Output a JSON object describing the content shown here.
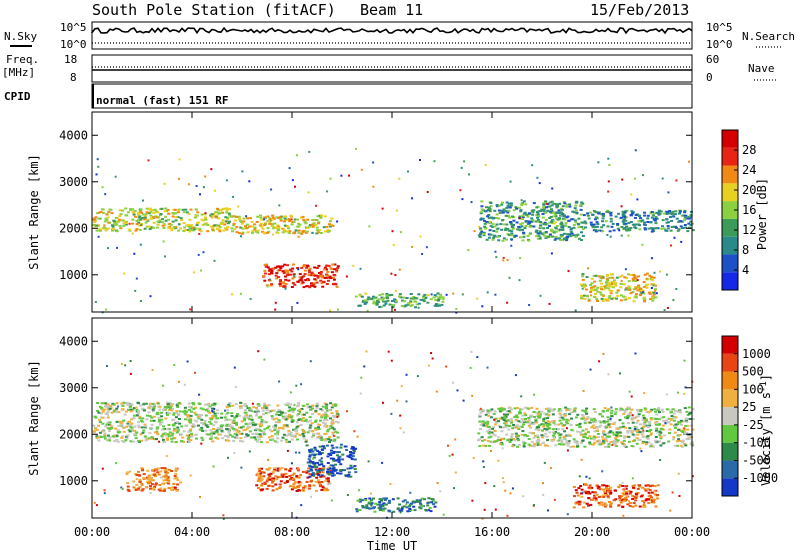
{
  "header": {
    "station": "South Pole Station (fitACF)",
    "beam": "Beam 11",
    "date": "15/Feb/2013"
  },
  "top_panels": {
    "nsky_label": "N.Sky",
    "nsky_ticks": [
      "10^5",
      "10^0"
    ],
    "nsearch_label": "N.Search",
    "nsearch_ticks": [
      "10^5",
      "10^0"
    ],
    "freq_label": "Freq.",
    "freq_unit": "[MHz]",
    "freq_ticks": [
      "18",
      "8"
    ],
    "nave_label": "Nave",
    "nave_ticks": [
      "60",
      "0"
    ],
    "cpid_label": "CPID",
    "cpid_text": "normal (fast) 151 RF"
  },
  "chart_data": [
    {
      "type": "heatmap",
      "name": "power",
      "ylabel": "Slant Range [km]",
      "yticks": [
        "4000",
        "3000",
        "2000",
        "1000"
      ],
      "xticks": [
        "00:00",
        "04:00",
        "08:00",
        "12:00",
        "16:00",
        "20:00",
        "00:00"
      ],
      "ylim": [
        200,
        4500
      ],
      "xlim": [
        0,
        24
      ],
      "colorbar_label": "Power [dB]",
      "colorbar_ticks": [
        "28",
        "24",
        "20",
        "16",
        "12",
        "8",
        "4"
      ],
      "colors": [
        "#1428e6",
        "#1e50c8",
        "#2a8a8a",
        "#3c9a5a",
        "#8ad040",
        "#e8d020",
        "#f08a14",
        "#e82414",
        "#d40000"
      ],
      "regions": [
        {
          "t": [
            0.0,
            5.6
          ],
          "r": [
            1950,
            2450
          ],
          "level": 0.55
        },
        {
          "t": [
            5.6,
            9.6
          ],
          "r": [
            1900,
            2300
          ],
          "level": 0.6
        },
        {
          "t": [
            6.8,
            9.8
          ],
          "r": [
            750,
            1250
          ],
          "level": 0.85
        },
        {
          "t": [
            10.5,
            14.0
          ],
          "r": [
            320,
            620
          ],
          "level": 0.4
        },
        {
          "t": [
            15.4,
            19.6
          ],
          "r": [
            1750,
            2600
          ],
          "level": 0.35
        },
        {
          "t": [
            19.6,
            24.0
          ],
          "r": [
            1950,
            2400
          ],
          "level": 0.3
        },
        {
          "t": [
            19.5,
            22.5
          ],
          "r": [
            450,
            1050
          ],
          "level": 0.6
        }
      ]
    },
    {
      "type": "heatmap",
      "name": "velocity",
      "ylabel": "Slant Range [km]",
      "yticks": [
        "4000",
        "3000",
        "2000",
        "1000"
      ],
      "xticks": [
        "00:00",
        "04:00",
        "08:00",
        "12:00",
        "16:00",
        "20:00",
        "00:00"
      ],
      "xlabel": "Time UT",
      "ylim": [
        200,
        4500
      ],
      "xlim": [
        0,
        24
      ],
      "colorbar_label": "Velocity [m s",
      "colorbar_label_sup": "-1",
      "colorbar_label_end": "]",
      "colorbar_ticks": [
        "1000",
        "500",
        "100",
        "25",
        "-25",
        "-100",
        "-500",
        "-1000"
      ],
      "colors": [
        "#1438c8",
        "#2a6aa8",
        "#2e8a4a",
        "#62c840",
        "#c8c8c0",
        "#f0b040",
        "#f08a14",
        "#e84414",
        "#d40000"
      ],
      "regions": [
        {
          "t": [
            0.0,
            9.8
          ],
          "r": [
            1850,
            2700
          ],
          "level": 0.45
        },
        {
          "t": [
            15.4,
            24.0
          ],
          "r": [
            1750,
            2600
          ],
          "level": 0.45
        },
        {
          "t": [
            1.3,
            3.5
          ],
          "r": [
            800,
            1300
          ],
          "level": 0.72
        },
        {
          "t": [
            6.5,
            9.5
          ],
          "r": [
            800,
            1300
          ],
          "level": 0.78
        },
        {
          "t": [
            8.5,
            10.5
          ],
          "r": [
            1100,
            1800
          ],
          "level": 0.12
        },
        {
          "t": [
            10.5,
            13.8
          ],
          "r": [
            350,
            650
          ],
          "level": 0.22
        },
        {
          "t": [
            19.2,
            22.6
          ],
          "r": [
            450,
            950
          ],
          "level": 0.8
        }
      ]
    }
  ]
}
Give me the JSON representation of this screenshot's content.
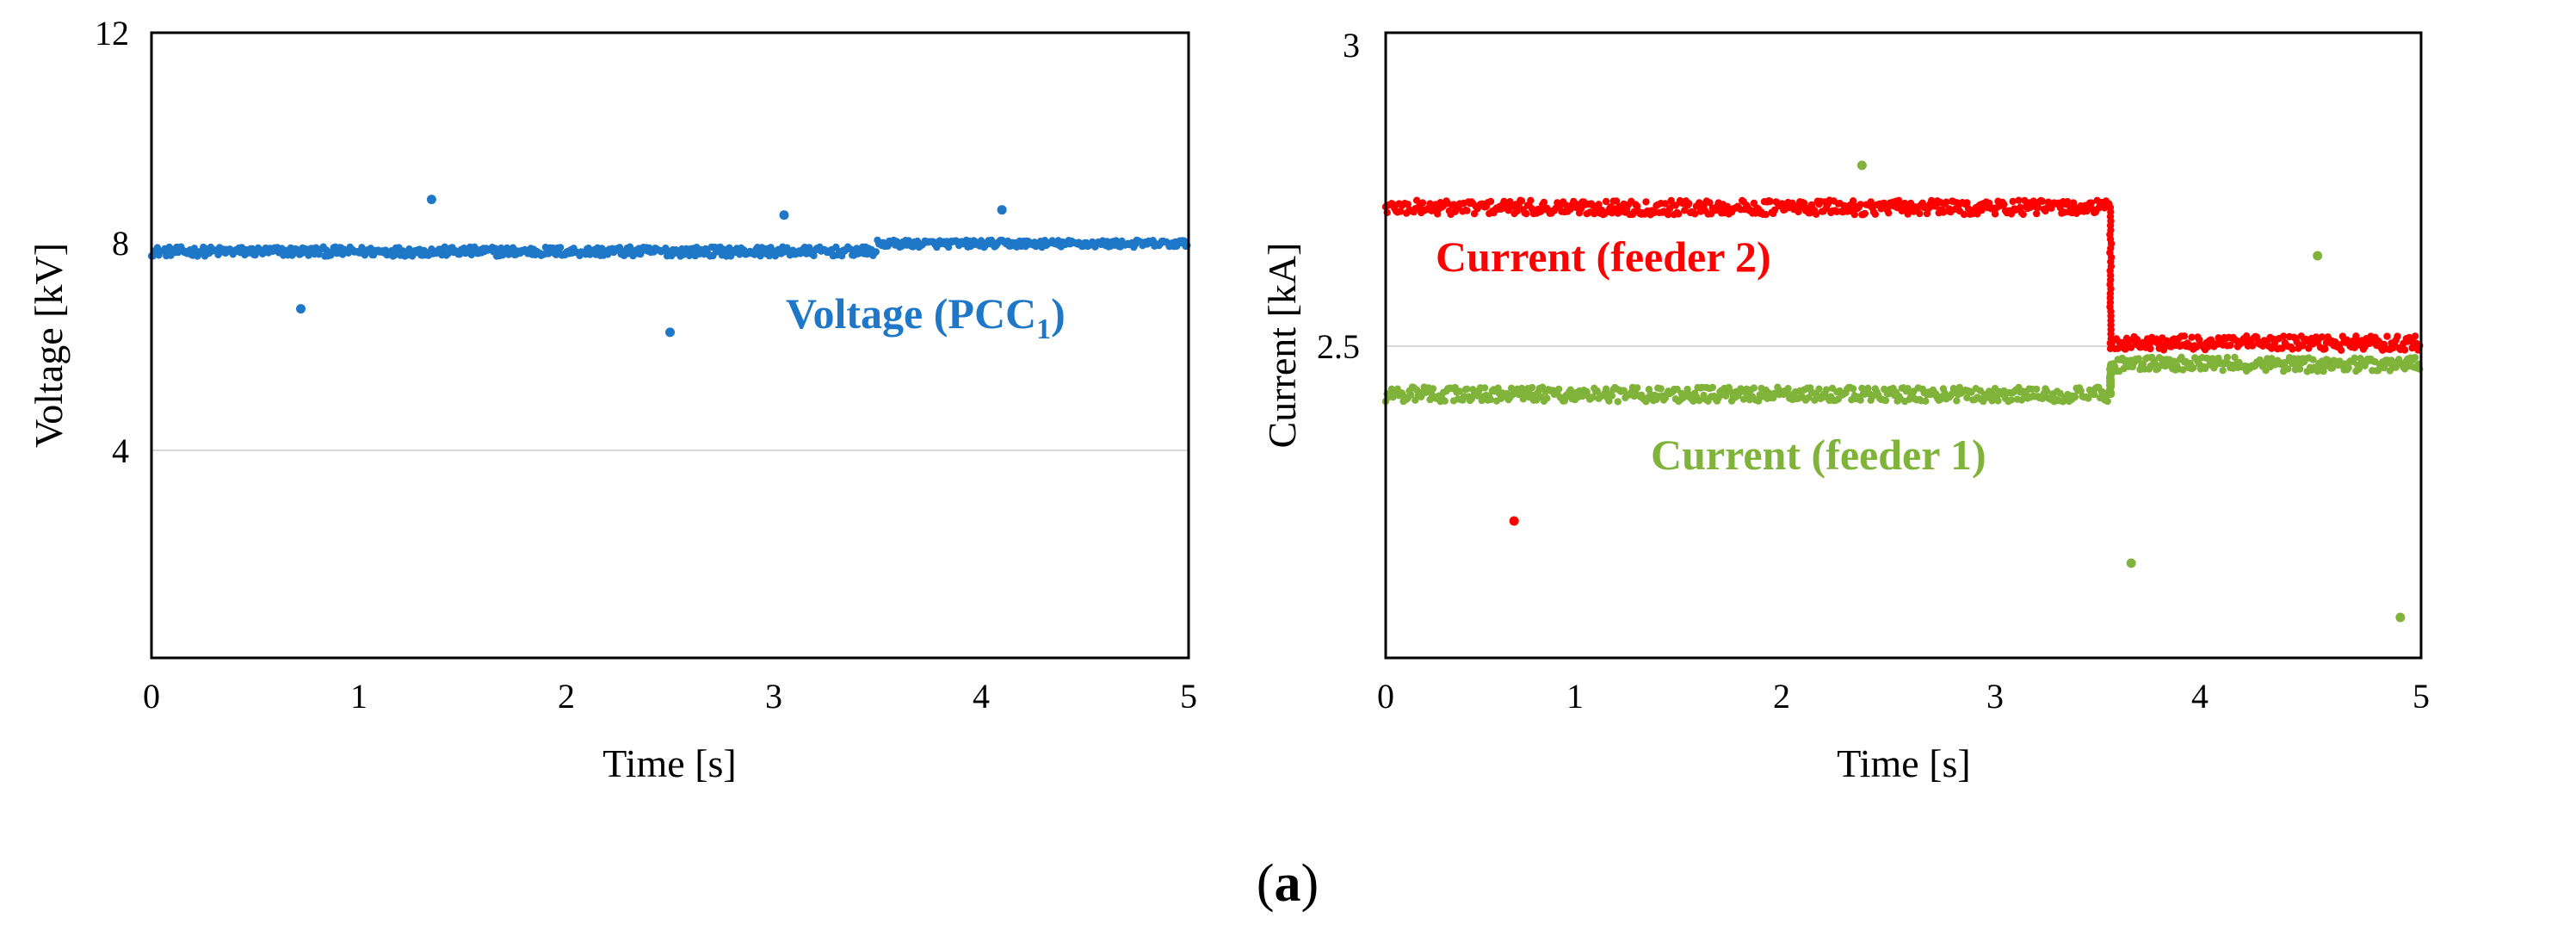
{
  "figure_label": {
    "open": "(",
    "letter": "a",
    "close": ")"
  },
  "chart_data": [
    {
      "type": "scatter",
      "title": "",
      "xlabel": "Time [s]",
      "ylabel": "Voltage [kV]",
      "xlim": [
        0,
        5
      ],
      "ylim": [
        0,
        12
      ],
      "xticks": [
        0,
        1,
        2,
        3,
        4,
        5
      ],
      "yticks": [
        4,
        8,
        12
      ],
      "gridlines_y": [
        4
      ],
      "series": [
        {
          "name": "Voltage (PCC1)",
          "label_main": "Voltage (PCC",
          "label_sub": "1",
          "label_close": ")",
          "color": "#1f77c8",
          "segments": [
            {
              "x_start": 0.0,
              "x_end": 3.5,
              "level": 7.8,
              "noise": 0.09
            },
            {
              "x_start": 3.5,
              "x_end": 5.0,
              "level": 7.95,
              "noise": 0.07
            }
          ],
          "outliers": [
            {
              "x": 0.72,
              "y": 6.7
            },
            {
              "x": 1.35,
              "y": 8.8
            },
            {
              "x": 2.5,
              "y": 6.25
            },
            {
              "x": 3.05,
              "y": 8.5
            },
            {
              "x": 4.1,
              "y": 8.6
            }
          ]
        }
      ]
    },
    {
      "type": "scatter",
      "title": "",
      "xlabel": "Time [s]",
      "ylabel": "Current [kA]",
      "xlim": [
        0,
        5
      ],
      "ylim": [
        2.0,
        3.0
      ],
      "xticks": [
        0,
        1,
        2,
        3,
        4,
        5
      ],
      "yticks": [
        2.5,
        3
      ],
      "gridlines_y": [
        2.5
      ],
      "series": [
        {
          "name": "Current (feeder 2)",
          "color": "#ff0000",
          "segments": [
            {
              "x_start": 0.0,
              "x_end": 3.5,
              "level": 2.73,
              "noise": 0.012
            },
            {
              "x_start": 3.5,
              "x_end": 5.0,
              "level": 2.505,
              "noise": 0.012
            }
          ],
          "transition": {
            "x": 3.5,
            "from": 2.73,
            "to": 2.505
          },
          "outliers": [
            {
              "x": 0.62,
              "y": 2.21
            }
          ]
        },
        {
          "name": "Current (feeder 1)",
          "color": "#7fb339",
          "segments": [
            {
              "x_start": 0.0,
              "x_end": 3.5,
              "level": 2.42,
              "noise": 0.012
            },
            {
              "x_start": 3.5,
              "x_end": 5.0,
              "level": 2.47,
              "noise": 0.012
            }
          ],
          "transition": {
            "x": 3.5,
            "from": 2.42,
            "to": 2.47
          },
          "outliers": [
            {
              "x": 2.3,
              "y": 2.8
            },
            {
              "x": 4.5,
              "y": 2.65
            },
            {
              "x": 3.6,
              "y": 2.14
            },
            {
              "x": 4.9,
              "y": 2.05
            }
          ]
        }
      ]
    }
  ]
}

:::

Repeat the entries exactly. Pictures are excluded from the copy.

* [OUTPUT FOR THIS EXERCISE]:
Output a JSON object describing the content shown here.
{
  "header": {
    "station": "South Pole Station (fitACF)",
    "beam": "Beam 11",
    "date": "15/Feb/2013"
  },
  "top_panels": {
    "nsky_label": "N.Sky",
    "nsky_ticks": [
      "10^5",
      "10^0"
    ],
    "nsearch_label": "N.Search",
    "nsearch_ticks": [
      "10^5",
      "10^0"
    ],
    "freq_label": "Freq.",
    "freq_unit": "[MHz]",
    "freq_ticks": [
      "18",
      "8"
    ],
    "nave_label": "Nave",
    "nave_ticks": [
      "60",
      "0"
    ],
    "cpid_label": "CPID",
    "cpid_text": "normal (fast) 151 RF"
  },
  "chart_data": [
    {
      "type": "heatmap",
      "name": "power",
      "ylabel": "Slant Range [km]",
      "yticks": [
        "4000",
        "3000",
        "2000",
        "1000"
      ],
      "xticks": [
        "00:00",
        "04:00",
        "08:00",
        "12:00",
        "16:00",
        "20:00",
        "00:00"
      ],
      "ylim": [
        200,
        4500
      ],
      "xlim": [
        0,
        24
      ],
      "colorbar_label": "Power [dB]",
      "colorbar_ticks": [
        "28",
        "24",
        "20",
        "16",
        "12",
        "8",
        "4"
      ],
      "colors": [
        "#1428e6",
        "#1e50c8",
        "#2a8a8a",
        "#3c9a5a",
        "#8ad040",
        "#e8d020",
        "#f08a14",
        "#e82414",
        "#d40000"
      ],
      "regions": [
        {
          "t": [
            0.0,
            5.6
          ],
          "r": [
            1950,
            2450
          ],
          "level": 0.55
        },
        {
          "t": [
            5.6,
            9.6
          ],
          "r": [
            1900,
            2300
          ],
          "level": 0.6
        },
        {
          "t": [
            6.8,
            9.8
          ],
          "r": [
            750,
            1250
          ],
          "level": 0.85
        },
        {
          "t": [
            10.5,
            14.0
          ],
          "r": [
            320,
            620
          ],
          "level": 0.4
        },
        {
          "t": [
            15.4,
            19.6
          ],
          "r": [
            1750,
            2600
          ],
          "level": 0.35
        },
        {
          "t": [
            19.6,
            24.0
          ],
          "r": [
            1950,
            2400
          ],
          "level": 0.3
        },
        {
          "t": [
            19.5,
            22.5
          ],
          "r": [
            450,
            1050
          ],
          "level": 0.6
        }
      ]
    },
    {
      "type": "heatmap",
      "name": "velocity",
      "ylabel": "Slant Range [km]",
      "yticks": [
        "4000",
        "3000",
        "2000",
        "1000"
      ],
      "xticks": [
        "00:00",
        "04:00",
        "08:00",
        "12:00",
        "16:00",
        "20:00",
        "00:00"
      ],
      "xlabel": "Time UT",
      "ylim": [
        200,
        4500
      ],
      "xlim": [
        0,
        24
      ],
      "colorbar_label": "Velocity [m s",
      "colorbar_label_sup": "-1",
      "colorbar_label_end": "]",
      "colorbar_ticks": [
        "1000",
        "500",
        "100",
        "25",
        "-25",
        "-100",
        "-500",
        "-1000"
      ],
      "colors": [
        "#1438c8",
        "#2a6aa8",
        "#2e8a4a",
        "#62c840",
        "#c8c8c0",
        "#f0b040",
        "#f08a14",
        "#e84414",
        "#d40000"
      ],
      "regions": [
        {
          "t": [
            0.0,
            9.8
          ],
          "r": [
            1850,
            2700
          ],
          "level": 0.45
        },
        {
          "t": [
            15.4,
            24.0
          ],
          "r": [
            1750,
            2600
          ],
          "level": 0.45
        },
        {
          "t": [
            1.3,
            3.5
          ],
          "r": [
            800,
            1300
          ],
          "level": 0.72
        },
        {
          "t": [
            6.5,
            9.5
          ],
          "r": [
            800,
            1300
          ],
          "level": 0.78
        },
        {
          "t": [
            8.5,
            10.5
          ],
          "r": [
            1100,
            1800
          ],
          "level": 0.12
        },
        {
          "t": [
            10.5,
            13.8
          ],
          "r": [
            350,
            650
          ],
          "level": 0.22
        },
        {
          "t": [
            19.2,
            22.6
          ],
          "r": [
            450,
            950
          ],
          "level": 0.8
        }
      ]
    }
  ]
}
Give me the JSON representation of this screenshot's content.
{
  "figure_label": {
    "open": "(",
    "letter": "a",
    "close": ")"
  },
  "chart_data": [
    {
      "type": "scatter",
      "title": "",
      "xlabel": "Time [s]",
      "ylabel": "Voltage [kV]",
      "xlim": [
        0,
        5
      ],
      "ylim": [
        0,
        12
      ],
      "xticks": [
        0,
        1,
        2,
        3,
        4,
        5
      ],
      "yticks": [
        4,
        8,
        12
      ],
      "gridlines_y": [
        4
      ],
      "series": [
        {
          "name": "Voltage (PCC1)",
          "label_main": "Voltage (PCC",
          "label_sub": "1",
          "label_close": ")",
          "color": "#1f77c8",
          "segments": [
            {
              "x_start": 0.0,
              "x_end": 3.5,
              "level": 7.8,
              "noise": 0.09
            },
            {
              "x_start": 3.5,
              "x_end": 5.0,
              "level": 7.95,
              "noise": 0.07
            }
          ],
          "outliers": [
            {
              "x": 0.72,
              "y": 6.7
            },
            {
              "x": 1.35,
              "y": 8.8
            },
            {
              "x": 2.5,
              "y": 6.25
            },
            {
              "x": 3.05,
              "y": 8.5
            },
            {
              "x": 4.1,
              "y": 8.6
            }
          ]
        }
      ]
    },
    {
      "type": "scatter",
      "title": "",
      "xlabel": "Time [s]",
      "ylabel": "Current [kA]",
      "xlim": [
        0,
        5
      ],
      "ylim": [
        2.0,
        3.0
      ],
      "xticks": [
        0,
        1,
        2,
        3,
        4,
        5
      ],
      "yticks": [
        2.5,
        3
      ],
      "gridlines_y": [
        2.5
      ],
      "series": [
        {
          "name": "Current (feeder 2)",
          "color": "#ff0000",
          "segments": [
            {
              "x_start": 0.0,
              "x_end": 3.5,
              "level": 2.73,
              "noise": 0.012
            },
            {
              "x_start": 3.5,
              "x_end": 5.0,
              "level": 2.505,
              "noise": 0.012
            }
          ],
          "transition": {
            "x": 3.5,
            "from": 2.73,
            "to": 2.505
          },
          "outliers": [
            {
              "x": 0.62,
              "y": 2.21
            }
          ]
        },
        {
          "name": "Current (feeder 1)",
          "color": "#7fb339",
          "segments": [
            {
              "x_start": 0.0,
              "x_end": 3.5,
              "level": 2.42,
              "noise": 0.012
            },
            {
              "x_start": 3.5,
              "x_end": 5.0,
              "level": 2.47,
              "noise": 0.012
            }
          ],
          "transition": {
            "x": 3.5,
            "from": 2.42,
            "to": 2.47
          },
          "outliers": [
            {
              "x": 2.3,
              "y": 2.8
            },
            {
              "x": 4.5,
              "y": 2.65
            },
            {
              "x": 3.6,
              "y": 2.14
            },
            {
              "x": 4.9,
              "y": 2.05
            }
          ]
        }
      ]
    }
  ]
}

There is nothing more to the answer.